Task instructions: Locate the lines where "subtitle" occurs and copy them as they stand.

-- begin Materials provided --

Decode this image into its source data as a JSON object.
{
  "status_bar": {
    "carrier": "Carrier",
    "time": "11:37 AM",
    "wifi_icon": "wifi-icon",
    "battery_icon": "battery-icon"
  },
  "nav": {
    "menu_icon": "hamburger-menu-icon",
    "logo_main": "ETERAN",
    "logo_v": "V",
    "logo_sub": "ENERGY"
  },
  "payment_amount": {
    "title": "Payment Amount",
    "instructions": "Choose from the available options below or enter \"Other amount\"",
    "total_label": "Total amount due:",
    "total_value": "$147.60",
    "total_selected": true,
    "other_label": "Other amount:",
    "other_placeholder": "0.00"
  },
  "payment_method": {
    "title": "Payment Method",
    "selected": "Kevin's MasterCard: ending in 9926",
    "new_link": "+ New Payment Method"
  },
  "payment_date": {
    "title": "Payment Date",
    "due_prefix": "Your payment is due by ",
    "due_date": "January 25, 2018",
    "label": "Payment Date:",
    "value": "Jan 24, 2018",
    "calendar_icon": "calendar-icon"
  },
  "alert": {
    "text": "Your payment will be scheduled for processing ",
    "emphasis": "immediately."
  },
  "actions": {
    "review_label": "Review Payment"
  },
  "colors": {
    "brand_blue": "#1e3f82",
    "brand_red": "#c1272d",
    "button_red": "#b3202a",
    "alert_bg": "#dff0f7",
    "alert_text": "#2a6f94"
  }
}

-- end Materials provided --
-- begin Materials provided --

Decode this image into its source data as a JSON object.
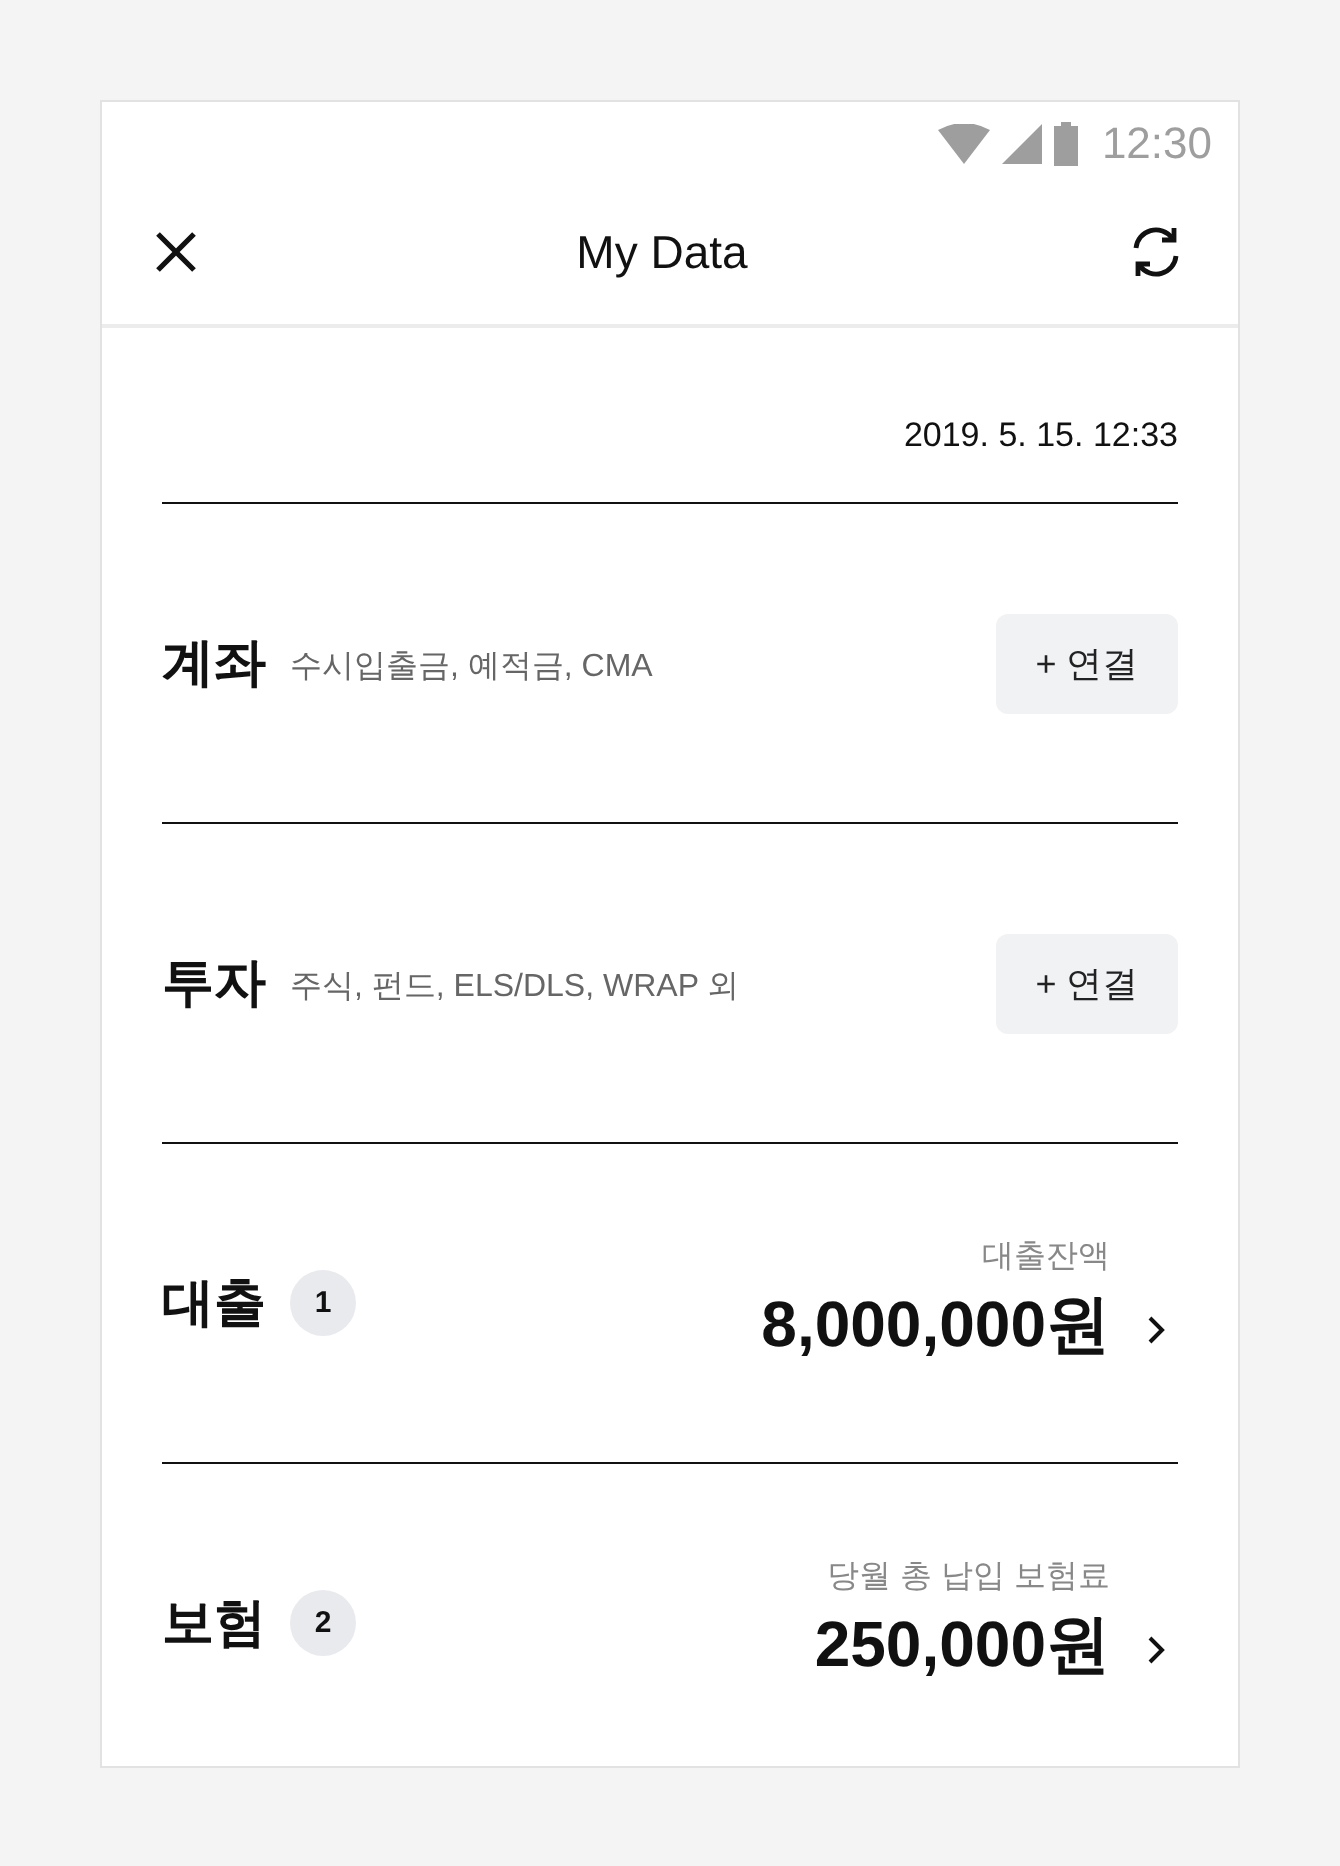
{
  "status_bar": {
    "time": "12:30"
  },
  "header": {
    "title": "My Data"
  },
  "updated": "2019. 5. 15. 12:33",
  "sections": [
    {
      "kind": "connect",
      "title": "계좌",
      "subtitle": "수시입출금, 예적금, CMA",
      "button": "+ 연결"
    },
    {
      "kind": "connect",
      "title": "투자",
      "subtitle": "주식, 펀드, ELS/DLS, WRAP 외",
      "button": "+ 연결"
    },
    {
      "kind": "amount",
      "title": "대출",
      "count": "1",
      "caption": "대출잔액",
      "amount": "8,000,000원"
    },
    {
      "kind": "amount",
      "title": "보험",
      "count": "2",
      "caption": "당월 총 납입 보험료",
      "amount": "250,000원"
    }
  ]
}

-- end Materials provided --
-- begin Materials provided --

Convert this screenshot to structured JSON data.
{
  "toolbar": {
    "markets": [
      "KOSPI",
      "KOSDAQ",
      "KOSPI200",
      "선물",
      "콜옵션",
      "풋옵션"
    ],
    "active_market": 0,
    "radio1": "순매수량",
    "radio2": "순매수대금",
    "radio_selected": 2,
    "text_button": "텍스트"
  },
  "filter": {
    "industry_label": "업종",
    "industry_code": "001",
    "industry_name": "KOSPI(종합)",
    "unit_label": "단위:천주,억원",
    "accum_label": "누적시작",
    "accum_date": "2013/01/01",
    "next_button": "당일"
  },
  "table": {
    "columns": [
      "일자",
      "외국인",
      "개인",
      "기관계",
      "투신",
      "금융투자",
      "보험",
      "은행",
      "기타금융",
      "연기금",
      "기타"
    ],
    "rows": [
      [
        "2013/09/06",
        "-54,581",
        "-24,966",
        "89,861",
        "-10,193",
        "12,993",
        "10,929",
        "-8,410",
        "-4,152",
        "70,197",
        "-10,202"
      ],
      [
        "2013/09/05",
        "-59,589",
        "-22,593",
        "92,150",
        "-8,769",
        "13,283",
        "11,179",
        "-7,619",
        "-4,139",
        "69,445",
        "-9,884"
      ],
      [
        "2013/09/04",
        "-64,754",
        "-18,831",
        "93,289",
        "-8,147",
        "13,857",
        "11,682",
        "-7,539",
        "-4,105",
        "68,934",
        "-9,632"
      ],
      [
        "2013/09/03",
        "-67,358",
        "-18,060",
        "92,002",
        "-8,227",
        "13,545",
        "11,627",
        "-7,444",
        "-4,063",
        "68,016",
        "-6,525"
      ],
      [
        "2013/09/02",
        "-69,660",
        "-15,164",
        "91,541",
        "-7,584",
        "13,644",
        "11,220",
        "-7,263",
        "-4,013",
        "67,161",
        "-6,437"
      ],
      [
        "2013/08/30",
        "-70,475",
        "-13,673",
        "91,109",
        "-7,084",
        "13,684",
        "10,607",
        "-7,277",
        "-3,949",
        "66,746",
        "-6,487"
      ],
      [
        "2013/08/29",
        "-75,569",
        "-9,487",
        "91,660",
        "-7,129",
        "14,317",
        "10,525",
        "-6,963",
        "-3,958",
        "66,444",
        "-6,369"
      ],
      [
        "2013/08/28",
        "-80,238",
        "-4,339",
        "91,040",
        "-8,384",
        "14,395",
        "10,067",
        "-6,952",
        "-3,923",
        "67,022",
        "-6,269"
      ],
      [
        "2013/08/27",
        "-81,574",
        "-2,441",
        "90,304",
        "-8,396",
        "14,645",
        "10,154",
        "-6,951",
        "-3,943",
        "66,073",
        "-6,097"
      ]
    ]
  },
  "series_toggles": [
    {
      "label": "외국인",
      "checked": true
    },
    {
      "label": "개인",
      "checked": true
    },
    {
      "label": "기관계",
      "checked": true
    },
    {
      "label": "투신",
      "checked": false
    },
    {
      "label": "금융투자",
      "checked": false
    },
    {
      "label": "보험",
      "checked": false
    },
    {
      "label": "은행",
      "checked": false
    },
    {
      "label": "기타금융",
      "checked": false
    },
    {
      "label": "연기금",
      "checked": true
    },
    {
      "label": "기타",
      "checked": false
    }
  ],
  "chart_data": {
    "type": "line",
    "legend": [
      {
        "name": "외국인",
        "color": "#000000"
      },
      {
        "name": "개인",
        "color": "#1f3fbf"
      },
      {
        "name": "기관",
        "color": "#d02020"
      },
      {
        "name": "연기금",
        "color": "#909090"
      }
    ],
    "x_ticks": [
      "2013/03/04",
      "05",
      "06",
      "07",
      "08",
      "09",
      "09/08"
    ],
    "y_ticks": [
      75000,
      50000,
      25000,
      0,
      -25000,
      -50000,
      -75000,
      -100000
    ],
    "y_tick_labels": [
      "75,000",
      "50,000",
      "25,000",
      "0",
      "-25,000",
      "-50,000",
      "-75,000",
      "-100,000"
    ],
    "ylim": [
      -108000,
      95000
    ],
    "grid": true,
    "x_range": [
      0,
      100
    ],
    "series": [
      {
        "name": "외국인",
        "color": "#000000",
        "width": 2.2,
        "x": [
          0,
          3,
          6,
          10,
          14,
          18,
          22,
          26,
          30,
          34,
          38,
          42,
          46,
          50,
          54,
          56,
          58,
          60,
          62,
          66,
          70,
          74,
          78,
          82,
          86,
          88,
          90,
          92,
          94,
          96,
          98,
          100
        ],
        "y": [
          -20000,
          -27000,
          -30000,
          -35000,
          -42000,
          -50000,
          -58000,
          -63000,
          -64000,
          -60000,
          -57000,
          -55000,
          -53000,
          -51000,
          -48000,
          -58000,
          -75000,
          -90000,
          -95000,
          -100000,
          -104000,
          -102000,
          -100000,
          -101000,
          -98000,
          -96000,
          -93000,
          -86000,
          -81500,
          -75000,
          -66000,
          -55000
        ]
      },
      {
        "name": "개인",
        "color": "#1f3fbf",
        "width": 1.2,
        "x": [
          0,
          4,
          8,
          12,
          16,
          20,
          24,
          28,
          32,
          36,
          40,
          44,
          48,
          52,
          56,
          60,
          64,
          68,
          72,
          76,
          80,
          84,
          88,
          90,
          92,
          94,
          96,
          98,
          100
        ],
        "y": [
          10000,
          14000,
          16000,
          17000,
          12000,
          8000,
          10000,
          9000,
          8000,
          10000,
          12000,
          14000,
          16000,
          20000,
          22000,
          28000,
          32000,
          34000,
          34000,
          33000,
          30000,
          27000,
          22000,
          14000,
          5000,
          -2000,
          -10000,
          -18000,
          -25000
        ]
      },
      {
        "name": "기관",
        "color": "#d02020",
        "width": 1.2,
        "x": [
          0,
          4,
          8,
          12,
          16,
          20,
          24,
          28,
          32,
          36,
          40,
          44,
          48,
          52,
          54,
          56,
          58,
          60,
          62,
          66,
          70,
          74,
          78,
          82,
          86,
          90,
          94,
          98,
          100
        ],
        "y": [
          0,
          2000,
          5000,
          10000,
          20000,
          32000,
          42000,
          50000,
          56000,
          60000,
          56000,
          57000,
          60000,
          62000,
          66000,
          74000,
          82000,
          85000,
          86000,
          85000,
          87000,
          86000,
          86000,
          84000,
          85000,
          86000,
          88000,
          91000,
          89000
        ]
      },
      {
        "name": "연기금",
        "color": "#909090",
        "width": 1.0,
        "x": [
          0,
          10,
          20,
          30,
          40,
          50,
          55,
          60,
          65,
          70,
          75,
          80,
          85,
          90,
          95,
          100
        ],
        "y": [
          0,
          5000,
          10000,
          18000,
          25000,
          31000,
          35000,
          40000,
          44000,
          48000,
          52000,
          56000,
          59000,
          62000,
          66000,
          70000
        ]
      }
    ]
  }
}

-- end Materials provided --

Task result:
      "subtitle": "수시입출금, 예적금, CMA",
      "subtitle": "주식, 펀드, ELS/DLS, WRAP 외",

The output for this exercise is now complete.